▶ **To do**:
Below are records to be output exactly, every one of them.

(Records from a collection)
========================================

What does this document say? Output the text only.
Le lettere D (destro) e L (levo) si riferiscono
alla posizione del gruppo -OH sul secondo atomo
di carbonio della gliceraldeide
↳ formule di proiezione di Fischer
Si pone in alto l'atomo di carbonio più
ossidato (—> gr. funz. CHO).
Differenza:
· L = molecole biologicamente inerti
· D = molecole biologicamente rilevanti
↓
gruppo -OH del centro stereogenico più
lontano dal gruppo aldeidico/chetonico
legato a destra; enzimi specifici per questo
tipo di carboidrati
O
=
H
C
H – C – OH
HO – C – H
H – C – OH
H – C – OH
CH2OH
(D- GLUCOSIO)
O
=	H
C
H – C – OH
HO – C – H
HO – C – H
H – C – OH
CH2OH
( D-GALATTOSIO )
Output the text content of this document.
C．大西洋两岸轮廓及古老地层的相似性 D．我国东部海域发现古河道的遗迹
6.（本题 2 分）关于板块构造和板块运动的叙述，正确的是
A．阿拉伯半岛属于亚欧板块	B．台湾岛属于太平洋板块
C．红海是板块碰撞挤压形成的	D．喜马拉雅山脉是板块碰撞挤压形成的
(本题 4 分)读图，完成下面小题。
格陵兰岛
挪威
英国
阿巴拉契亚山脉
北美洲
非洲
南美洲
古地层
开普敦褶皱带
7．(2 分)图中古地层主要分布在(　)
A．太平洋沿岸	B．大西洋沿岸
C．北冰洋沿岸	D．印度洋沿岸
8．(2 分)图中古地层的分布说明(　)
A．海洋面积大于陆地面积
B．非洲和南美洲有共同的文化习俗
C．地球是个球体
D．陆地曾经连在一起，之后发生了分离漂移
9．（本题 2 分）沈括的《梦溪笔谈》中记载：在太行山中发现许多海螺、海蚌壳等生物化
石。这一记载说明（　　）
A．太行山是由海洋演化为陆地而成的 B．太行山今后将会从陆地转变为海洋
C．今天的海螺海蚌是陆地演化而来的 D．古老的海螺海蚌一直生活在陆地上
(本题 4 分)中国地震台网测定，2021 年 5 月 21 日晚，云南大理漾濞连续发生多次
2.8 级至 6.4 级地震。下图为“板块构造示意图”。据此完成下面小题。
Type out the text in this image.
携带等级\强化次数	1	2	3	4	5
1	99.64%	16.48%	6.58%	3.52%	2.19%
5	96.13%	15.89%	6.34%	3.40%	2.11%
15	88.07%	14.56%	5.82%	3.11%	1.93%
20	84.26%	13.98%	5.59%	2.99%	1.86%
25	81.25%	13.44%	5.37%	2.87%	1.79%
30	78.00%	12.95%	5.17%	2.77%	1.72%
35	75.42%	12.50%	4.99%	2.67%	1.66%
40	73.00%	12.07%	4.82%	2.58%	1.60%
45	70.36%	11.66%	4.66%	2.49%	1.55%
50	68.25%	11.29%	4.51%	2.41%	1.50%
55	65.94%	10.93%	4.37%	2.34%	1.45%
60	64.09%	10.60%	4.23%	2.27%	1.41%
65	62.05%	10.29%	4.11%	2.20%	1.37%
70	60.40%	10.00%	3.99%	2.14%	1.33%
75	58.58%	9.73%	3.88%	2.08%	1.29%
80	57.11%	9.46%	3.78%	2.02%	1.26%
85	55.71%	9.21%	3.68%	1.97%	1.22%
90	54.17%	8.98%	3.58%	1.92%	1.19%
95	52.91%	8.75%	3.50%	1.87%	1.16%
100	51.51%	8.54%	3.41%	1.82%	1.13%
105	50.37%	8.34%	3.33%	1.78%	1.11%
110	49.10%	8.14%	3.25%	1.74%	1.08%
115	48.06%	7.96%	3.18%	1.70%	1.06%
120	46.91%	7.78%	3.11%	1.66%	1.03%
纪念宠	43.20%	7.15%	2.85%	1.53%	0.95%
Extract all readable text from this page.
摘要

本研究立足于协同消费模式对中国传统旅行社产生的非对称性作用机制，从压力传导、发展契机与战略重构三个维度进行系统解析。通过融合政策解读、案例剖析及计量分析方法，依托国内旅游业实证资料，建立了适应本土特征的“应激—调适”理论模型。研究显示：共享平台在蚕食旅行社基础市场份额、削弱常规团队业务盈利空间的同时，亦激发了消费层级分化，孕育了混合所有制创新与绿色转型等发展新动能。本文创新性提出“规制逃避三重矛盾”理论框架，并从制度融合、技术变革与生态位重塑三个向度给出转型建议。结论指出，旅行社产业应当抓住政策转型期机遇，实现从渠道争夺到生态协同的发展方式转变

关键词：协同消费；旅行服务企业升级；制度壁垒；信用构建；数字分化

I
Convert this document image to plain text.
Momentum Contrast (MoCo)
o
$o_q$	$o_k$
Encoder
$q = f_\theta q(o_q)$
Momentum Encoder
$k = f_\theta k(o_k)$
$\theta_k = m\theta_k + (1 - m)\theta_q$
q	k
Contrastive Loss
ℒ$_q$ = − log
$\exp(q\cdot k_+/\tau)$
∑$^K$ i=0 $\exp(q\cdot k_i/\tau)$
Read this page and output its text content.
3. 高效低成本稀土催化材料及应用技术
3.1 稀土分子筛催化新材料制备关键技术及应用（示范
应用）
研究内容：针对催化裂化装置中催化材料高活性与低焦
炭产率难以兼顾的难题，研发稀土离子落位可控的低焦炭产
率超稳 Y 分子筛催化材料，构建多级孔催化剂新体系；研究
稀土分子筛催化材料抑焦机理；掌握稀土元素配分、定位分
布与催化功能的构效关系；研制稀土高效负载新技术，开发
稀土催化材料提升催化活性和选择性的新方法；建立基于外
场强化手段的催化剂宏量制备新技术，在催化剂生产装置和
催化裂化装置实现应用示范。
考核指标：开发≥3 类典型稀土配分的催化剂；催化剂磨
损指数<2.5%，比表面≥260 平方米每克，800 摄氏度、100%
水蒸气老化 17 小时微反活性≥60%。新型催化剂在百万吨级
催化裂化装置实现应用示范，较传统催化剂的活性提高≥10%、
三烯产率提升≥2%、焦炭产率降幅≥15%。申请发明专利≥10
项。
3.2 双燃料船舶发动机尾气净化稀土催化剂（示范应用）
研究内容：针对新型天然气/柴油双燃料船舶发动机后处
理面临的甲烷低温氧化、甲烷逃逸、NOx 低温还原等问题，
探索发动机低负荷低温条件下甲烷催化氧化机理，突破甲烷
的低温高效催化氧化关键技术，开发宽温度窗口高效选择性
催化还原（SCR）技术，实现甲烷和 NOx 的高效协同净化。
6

========================================

▶ **Solution to the problem**:
What does this document say? Output the text only.
Le lettere D (destro) e L (levo) si riferiscono
alla posizione del gruppo -OH sul secondo atomo
di carbonio della gliceraldeide
↳ formule di proiezione di Fischer
Si pone in alto l'atomo di carbonio più
ossidato (—> gr. funz. CHO).
Differenza:
· L = molecole biologicamente inerti
· D = molecole biologicamente rilevanti
↓
gruppo -OH del centro stereogenico più
lontano dal gruppo aldeidico/chetonico
legato a destra; enzimi specifici per questo
tipo di carboidrati
O
=
H
C
H – C – OH
HO – C – H
H – C – OH
H – C – OH
CH2OH
(D- GLUCOSIO)
O
=	H
C
H – C – OH
HO – C – H
HO – C – H
H – C – OH
CH2OH
( D-GALATTOSIO )
Output the text content of this document.
C．大西洋两岸轮廓及古老地层的相似性 D．我国东部海域发现古河道的遗迹
6.（本题 2 分）关于板块构造和板块运动的叙述，正确的是
A．阿拉伯半岛属于亚欧板块	B．台湾岛属于太平洋板块
C．红海是板块碰撞挤压形成的	D．喜马拉雅山脉是板块碰撞挤压形成的
(本题 4 分)读图，完成下面小题。
格陵兰岛
挪威
英国
阿巴拉契亚山脉
北美洲
非洲
南美洲
古地层
开普敦褶皱带
7．(2 分)图中古地层主要分布在(　)
A．太平洋沿岸	B．大西洋沿岸
C．北冰洋沿岸	D．印度洋沿岸
8．(2 分)图中古地层的分布说明(　)
A．海洋面积大于陆地面积
B．非洲和南美洲有共同的文化习俗
C．地球是个球体
D．陆地曾经连在一起，之后发生了分离漂移
9．（本题 2 分）沈括的《梦溪笔谈》中记载：在太行山中发现许多海螺、海蚌壳等生物化
石。这一记载说明（　　）
A．太行山是由海洋演化为陆地而成的 B．太行山今后将会从陆地转变为海洋
C．今天的海螺海蚌是陆地演化而来的 D．古老的海螺海蚌一直生活在陆地上
(本题 4 分)中国地震台网测定，2021 年 5 月 21 日晚，云南大理漾濞连续发生多次
2.8 级至 6.4 级地震。下图为“板块构造示意图”。据此完成下面小题。
Type out the text in this image.
携带等级\强化次数	1	2	3	4	5
1	99.64%	16.48%	6.58%	3.52%	2.19%
5	96.13%	15.89%	6.34%	3.40%	2.11%
15	88.07%	14.56%	5.82%	3.11%	1.93%
20	84.26%	13.98%	5.59%	2.99%	1.86%
25	81.25%	13.44%	5.37%	2.87%	1.79%
30	78.00%	12.95%	5.17%	2.77%	1.72%
35	75.42%	12.50%	4.99%	2.67%	1.66%
40	73.00%	12.07%	4.82%	2.58%	1.60%
45	70.36%	11.66%	4.66%	2.49%	1.55%
50	68.25%	11.29%	4.51%	2.41%	1.50%
55	65.94%	10.93%	4.37%	2.34%	1.45%
60	64.09%	10.60%	4.23%	2.27%	1.41%
65	62.05%	10.29%	4.11%	2.20%	1.37%
70	60.40%	10.00%	3.99%	2.14%	1.33%
75	58.58%	9.73%	3.88%	2.08%	1.29%
80	57.11%	9.46%	3.78%	2.02%	1.26%
85	55.71%	9.21%	3.68%	1.97%	1.22%
90	54.17%	8.98%	3.58%	1.92%	1.19%
95	52.91%	8.75%	3.50%	1.87%	1.16%
100	51.51%	8.54%	3.41%	1.82%	1.13%
105	50.37%	8.34%	3.33%	1.78%	1.11%
110	49.10%	8.14%	3.25%	1.74%	1.08%
115	48.06%	7.96%	3.18%	1.70%	1.06%
120	46.91%	7.78%	3.11%	1.66%	1.03%
纪念宠	43.20%	7.15%	2.85%	1.53%	0.95%
Extract all readable text from this page.
摘要

本研究立足于协同消费模式对中国传统旅行社产生的非对称性作用机制，从压力传导、发展契机与战略重构三个维度进行系统解析。通过融合政策解读、案例剖析及计量分析方法，依托国内旅游业实证资料，建立了适应本土特征的“应激—调适”理论模型。研究显示：共享平台在蚕食旅行社基础市场份额、削弱常规团队业务盈利空间的同时，亦激发了消费层级分化，孕育了混合所有制创新与绿色转型等发展新动能。本文创新性提出“规制逃避三重矛盾”理论框架，并从制度融合、技术变革与生态位重塑三个向度给出转型建议。结论指出，旅行社产业应当抓住政策转型期机遇，实现从渠道争夺到生态协同的发展方式转变

关键词：协同消费；旅行服务企业升级；制度壁垒；信用构建；数字分化

I
Convert this document image to plain text.
Momentum Contrast (MoCo)
o
$o_q$	$o_k$
Encoder
$q = f_\theta q(o_q)$
Momentum Encoder
$k = f_\theta k(o_k)$
$\theta_k = m\theta_k + (1 - m)\theta_q$
q	k
Contrastive Loss
ℒ$_q$ = − log
$\exp(q\cdot k_+/\tau)$
∑$^K$ i=0 $\exp(q\cdot k_i/\tau)$
Read this page and output its text content.
3. 高效低成本稀土催化材料及应用技术
3.1 稀土分子筛催化新材料制备关键技术及应用（示范
应用）
研究内容：针对催化裂化装置中催化材料高活性与低焦
炭产率难以兼顾的难题，研发稀土离子落位可控的低焦炭产
率超稳 Y 分子筛催化材料，构建多级孔催化剂新体系；研究
稀土分子筛催化材料抑焦机理；掌握稀土元素配分、定位分
布与催化功能的构效关系；研制稀土高效负载新技术，开发
稀土催化材料提升催化活性和选择性的新方法；建立基于外
场强化手段的催化剂宏量制备新技术，在催化剂生产装置和
催化裂化装置实现应用示范。
考核指标：开发≥3 类典型稀土配分的催化剂；催化剂磨
损指数<2.5%，比表面≥260 平方米每克，800 摄氏度、100%
水蒸气老化 17 小时微反活性≥60%。新型催化剂在百万吨级
催化裂化装置实现应用示范，较传统催化剂的活性提高≥10%、
三烯产率提升≥2%、焦炭产率降幅≥15%。申请发明专利≥10
项。
3.2 双燃料船舶发动机尾气净化稀土催化剂（示范应用）
研究内容：针对新型天然气/柴油双燃料船舶发动机后处
理面临的甲烷低温氧化、甲烷逃逸、NOx 低温还原等问题，
探索发动机低负荷低温条件下甲烷催化氧化机理，突破甲烷
的低温高效催化氧化关键技术，开发宽温度窗口高效选择性
催化还原（SCR）技术，实现甲烷和 NOx 的高效协同净化。
6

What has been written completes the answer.